---- Extracted material
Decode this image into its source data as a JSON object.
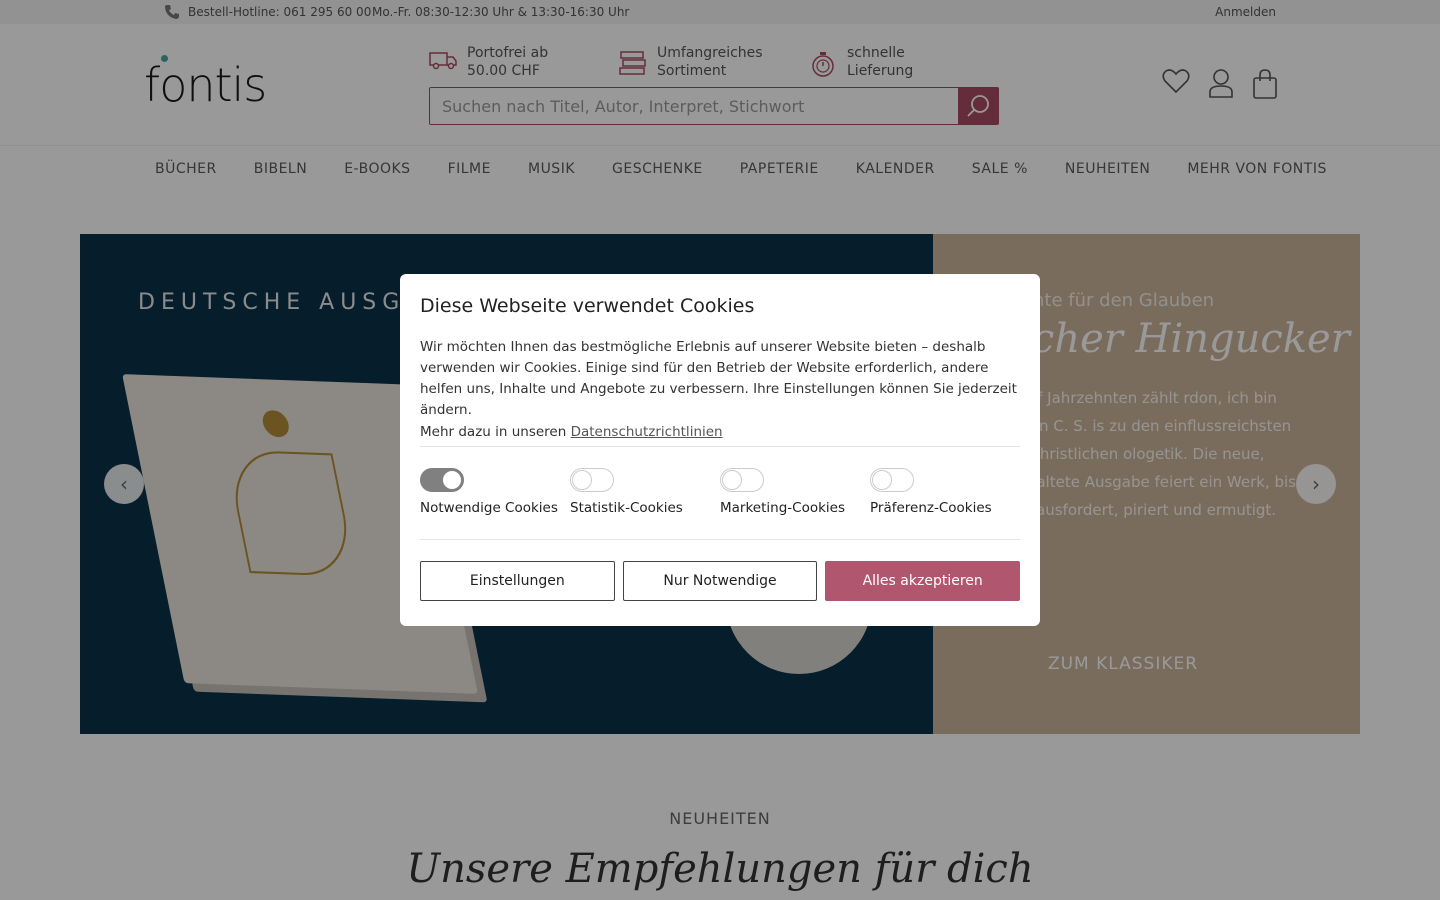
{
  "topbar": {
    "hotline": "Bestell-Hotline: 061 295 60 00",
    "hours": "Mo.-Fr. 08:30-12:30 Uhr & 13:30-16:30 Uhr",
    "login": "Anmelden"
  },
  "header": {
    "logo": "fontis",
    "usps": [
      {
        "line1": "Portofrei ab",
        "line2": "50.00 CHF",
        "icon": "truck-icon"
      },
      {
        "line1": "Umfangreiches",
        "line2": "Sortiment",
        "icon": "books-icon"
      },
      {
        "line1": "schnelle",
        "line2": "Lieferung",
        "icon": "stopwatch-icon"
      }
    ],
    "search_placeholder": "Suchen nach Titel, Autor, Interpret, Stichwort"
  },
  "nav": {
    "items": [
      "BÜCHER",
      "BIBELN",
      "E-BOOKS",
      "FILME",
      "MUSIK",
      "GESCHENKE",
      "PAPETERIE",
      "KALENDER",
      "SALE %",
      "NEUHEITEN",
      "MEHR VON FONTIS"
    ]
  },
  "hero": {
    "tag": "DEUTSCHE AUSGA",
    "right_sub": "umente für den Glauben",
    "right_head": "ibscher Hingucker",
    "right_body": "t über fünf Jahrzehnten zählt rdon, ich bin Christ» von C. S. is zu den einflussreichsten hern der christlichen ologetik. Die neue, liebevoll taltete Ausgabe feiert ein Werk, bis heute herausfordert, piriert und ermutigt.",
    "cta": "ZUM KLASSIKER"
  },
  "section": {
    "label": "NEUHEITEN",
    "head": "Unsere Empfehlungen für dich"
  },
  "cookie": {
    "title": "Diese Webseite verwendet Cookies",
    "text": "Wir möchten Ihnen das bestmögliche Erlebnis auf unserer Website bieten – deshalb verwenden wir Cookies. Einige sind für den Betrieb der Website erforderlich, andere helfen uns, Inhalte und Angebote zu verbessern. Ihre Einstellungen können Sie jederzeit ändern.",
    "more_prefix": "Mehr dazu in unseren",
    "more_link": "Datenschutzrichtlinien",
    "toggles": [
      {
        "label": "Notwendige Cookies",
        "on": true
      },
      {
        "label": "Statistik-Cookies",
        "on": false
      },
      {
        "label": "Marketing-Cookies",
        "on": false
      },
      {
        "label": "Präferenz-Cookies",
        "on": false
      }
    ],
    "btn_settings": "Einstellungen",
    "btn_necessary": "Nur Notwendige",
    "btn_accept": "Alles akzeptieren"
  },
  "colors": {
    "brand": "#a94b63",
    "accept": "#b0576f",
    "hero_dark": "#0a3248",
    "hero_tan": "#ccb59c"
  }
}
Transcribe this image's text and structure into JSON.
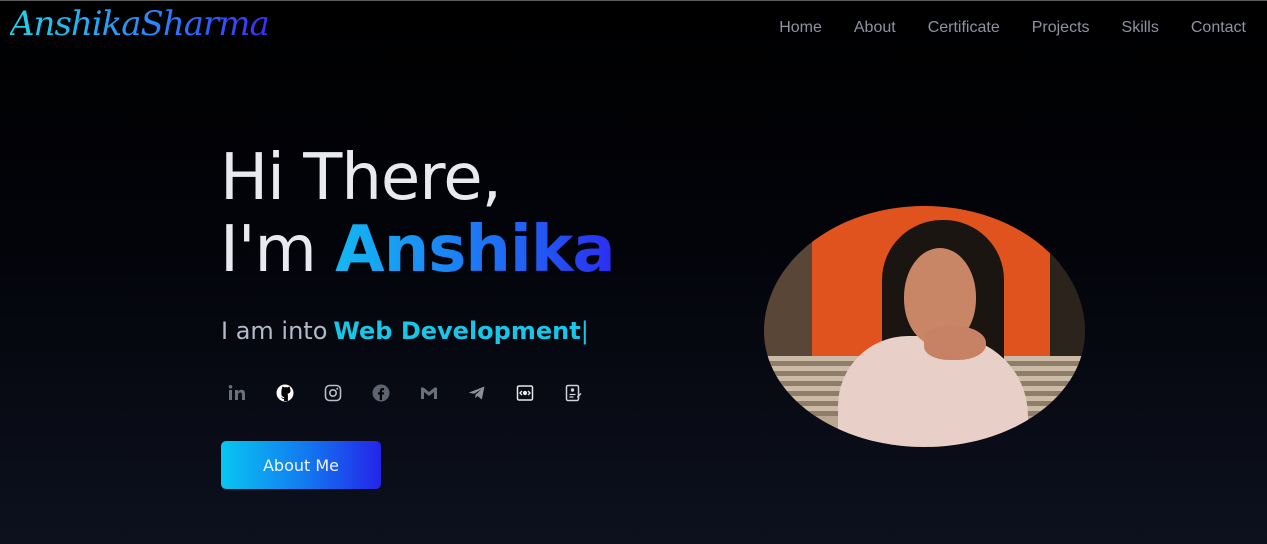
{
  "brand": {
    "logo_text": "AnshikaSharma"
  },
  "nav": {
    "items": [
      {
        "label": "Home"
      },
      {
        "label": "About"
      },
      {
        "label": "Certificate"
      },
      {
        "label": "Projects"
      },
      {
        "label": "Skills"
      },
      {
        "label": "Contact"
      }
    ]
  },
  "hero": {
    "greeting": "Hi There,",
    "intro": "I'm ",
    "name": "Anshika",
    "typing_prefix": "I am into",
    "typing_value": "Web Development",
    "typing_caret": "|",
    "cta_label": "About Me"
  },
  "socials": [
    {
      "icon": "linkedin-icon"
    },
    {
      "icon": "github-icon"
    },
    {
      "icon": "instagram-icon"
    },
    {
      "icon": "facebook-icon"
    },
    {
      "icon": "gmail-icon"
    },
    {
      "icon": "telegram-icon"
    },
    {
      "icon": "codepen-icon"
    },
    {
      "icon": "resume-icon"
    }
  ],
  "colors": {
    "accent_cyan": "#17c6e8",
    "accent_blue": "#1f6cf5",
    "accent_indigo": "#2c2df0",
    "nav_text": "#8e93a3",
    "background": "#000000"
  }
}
--------
---- Extracted material
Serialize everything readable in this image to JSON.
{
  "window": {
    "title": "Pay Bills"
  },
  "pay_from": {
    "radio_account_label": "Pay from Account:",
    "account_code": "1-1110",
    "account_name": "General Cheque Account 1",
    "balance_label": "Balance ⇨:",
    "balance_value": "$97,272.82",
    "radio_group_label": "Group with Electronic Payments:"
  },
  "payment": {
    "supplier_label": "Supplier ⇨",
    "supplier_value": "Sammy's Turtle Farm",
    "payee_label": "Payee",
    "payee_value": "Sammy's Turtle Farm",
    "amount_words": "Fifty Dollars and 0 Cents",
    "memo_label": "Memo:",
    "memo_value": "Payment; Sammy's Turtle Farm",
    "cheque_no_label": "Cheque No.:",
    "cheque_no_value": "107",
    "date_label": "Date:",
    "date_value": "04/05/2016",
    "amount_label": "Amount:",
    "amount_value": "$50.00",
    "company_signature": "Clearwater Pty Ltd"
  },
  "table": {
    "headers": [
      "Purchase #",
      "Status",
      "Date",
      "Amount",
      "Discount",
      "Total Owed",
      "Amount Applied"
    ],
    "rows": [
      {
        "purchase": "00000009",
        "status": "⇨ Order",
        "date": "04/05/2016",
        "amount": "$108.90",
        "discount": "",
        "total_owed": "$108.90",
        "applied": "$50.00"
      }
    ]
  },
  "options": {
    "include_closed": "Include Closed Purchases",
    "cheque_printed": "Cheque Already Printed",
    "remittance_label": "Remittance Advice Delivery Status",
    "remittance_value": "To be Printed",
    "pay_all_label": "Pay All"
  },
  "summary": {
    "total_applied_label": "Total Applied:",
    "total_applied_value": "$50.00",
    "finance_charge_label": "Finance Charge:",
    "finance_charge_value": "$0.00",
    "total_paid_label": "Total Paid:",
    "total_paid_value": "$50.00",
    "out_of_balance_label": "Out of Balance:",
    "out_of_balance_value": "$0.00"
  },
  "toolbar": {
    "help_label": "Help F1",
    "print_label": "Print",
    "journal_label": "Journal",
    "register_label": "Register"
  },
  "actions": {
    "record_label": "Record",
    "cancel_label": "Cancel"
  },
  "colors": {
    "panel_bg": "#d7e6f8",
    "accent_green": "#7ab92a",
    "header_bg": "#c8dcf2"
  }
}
--------
---- Extracted material
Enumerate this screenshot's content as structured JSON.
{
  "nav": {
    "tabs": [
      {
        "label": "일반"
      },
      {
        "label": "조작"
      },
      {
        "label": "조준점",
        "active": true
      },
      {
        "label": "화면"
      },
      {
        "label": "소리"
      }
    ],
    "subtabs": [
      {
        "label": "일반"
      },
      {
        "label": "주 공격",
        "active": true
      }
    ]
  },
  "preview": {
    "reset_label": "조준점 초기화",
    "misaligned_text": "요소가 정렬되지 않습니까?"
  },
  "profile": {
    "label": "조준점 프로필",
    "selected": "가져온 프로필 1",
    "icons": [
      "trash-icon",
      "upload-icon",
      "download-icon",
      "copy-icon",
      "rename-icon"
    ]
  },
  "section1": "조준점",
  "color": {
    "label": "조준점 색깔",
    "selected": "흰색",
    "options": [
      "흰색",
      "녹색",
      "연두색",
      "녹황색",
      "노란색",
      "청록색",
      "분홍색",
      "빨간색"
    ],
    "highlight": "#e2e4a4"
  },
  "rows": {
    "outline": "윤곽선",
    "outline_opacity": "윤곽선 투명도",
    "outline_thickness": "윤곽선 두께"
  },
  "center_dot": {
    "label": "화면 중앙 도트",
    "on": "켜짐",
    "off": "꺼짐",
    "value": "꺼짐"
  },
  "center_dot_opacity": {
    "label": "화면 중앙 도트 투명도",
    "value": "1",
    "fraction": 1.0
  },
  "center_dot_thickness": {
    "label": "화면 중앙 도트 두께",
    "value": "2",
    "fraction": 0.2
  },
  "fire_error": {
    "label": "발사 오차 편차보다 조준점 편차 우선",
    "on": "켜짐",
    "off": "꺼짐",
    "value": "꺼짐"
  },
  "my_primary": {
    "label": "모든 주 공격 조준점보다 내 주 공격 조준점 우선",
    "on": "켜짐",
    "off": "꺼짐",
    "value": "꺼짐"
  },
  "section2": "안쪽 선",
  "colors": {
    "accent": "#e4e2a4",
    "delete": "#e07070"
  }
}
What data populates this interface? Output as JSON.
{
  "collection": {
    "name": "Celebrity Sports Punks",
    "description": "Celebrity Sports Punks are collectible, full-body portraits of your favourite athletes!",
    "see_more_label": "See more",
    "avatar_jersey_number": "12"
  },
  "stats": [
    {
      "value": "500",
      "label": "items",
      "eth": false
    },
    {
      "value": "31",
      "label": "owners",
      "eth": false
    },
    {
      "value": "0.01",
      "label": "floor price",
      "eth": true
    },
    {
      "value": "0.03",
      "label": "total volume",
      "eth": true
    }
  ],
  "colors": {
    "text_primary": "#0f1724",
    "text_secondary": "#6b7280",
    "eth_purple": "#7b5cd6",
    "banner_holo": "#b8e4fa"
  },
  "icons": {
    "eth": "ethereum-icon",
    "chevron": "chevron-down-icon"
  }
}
--------
• _Aim of the exercise_: Where a line above includes "Printed", copy that line.

• _Problem solution_:
    "cheque_printed": "Cheque Already Printed",
    "remittance_value": "To be Printed",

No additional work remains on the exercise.